Fragmento del texto –
——

Otra vez el mismo mecanismo: gestión de Carlos Albisu suma contratos directos y alimenta sospechas de discrecionalidad

Una nueva contratación directa por arrendamiento de servicios vuelve a encender cuestionamientos sobre la administración departamental de Salto. La resolución oficial dispone el pago de $240.000 en apenas tres meses a la técnica en jardinería Aileen May Hogben Correa, con una escala que llama la atención: el monto se triplica del primer al último mes.

Aunque la modalidad es legal, el punto de conflicto no es la legalidad sino el criterio. Este tipo de ingresos directos —sin concurso abierto ni proceso competitivo— se ha reiterado durante la actual administración, generando críticas persistentes por posible uso discrecional de fondos públicos.

——

Filas de datos –

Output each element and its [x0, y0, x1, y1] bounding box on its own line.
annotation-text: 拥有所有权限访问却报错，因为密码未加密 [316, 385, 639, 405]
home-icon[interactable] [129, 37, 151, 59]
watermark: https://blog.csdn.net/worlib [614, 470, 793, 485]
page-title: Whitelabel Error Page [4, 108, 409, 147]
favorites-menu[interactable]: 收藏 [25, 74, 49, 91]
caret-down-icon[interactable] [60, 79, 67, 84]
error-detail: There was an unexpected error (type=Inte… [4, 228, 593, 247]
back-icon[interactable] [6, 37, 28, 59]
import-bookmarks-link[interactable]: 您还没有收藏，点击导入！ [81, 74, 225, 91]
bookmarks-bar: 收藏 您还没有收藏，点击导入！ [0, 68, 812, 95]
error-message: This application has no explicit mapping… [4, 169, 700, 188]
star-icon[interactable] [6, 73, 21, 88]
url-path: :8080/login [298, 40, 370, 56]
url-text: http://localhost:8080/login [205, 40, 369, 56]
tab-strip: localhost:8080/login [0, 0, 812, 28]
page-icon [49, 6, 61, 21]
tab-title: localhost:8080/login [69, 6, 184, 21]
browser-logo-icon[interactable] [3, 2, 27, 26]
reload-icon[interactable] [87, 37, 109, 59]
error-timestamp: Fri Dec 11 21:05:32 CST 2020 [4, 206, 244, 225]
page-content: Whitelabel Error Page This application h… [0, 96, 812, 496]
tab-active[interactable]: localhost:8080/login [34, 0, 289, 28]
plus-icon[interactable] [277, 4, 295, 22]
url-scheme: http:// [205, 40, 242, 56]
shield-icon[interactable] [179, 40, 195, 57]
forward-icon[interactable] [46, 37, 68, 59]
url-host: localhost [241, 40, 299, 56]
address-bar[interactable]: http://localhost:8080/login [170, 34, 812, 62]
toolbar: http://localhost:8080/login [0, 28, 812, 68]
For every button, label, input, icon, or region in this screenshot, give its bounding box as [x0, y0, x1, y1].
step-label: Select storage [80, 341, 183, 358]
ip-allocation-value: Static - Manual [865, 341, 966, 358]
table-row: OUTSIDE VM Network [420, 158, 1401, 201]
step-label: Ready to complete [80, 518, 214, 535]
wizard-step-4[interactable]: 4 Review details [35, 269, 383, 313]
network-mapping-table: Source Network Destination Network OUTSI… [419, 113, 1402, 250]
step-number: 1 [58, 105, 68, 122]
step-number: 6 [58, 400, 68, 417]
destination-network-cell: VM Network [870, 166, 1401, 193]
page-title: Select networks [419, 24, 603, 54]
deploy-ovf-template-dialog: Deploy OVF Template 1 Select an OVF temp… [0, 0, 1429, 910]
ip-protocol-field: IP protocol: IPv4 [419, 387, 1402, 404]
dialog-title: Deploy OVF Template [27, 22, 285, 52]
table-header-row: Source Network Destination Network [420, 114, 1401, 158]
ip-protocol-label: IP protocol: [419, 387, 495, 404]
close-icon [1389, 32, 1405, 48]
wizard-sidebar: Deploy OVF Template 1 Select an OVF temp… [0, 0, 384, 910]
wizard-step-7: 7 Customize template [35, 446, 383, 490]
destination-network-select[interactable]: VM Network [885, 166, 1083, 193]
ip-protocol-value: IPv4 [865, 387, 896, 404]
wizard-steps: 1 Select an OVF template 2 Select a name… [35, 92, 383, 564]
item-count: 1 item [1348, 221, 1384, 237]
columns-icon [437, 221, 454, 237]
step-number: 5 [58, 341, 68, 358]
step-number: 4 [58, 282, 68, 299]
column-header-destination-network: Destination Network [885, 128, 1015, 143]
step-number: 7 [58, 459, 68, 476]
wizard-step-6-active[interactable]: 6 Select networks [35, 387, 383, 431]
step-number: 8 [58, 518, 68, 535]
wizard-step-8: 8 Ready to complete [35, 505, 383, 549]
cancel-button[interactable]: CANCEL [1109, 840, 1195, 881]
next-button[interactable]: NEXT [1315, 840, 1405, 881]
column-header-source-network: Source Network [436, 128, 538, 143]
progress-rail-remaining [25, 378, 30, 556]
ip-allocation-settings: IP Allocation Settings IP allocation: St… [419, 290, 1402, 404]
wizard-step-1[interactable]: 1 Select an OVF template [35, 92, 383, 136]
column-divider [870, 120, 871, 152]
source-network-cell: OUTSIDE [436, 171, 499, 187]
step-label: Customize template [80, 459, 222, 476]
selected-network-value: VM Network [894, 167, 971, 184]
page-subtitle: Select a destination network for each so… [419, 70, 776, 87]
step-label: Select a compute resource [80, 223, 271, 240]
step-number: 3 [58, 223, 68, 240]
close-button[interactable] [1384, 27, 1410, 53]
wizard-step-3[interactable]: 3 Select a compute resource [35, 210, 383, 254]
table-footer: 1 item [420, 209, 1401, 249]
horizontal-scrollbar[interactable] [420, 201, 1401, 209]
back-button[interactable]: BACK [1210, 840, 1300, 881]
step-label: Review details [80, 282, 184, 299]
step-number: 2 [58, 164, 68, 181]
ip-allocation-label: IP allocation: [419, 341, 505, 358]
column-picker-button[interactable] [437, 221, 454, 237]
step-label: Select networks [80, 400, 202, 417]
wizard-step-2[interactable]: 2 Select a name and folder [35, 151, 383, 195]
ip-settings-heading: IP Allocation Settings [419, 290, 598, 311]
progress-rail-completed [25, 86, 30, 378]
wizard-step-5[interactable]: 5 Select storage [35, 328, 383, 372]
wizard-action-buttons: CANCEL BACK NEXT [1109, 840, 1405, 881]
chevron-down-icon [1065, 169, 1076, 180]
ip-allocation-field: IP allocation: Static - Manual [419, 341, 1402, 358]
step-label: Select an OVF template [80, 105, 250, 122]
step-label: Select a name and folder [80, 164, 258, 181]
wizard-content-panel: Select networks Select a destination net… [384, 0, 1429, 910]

——

Tareas y ejercicios –
1. Responde según la nota sobre el contrato de jardinería en Salto:
(a) ¿Cuánto dinero dispone pagar la resolución y en cuánto tiempo?
(b) ¿Qué pasa con el monto entre el primer y el último mes?
(c) ¿Cuál es el punto de conflicto, si no es la legalidad?
2. Prolonga la nota sobre el contrato de jardinería en Salto a partir de donde termina.
Las filas vienen de otra fuente, distinta de la nota.

Respuestas por punto –
1.
(a) $240.000 en tres meses.
(b) Se triplica.
(c) El criterio.

2.
El argumento oficial sostiene que las tareas fueron “satisfactorias” y que se requiere continuidad, además de justificar la diferencia de pagos por una supuesta merma de actividades al inicio del período. Sin embargo, la explicación deja más preguntas que respuestas:

¿Cómo se evalúa objetivamente ese desempeño? ¿Por qué no se abre convocatoria pública si el servicio es necesario? ¿Cuál es el parámetro técnico para triplicar honorarios en tres meses?

En paralelo, vecinos y sectores sociales reclaman soluciones urgentes en caminería rural, mantenimiento urbano e infraestructura básica. En ese contexto, decisiones de gasto concentradas y sin competencia pública alimentan la percepción de prioridades invertidas.

El documento lleva la firma del intendente y del secretario general Walter Teixeira Núñez, lo que deja la resolución bajo responsabilidad política directa de la cúpula departamental.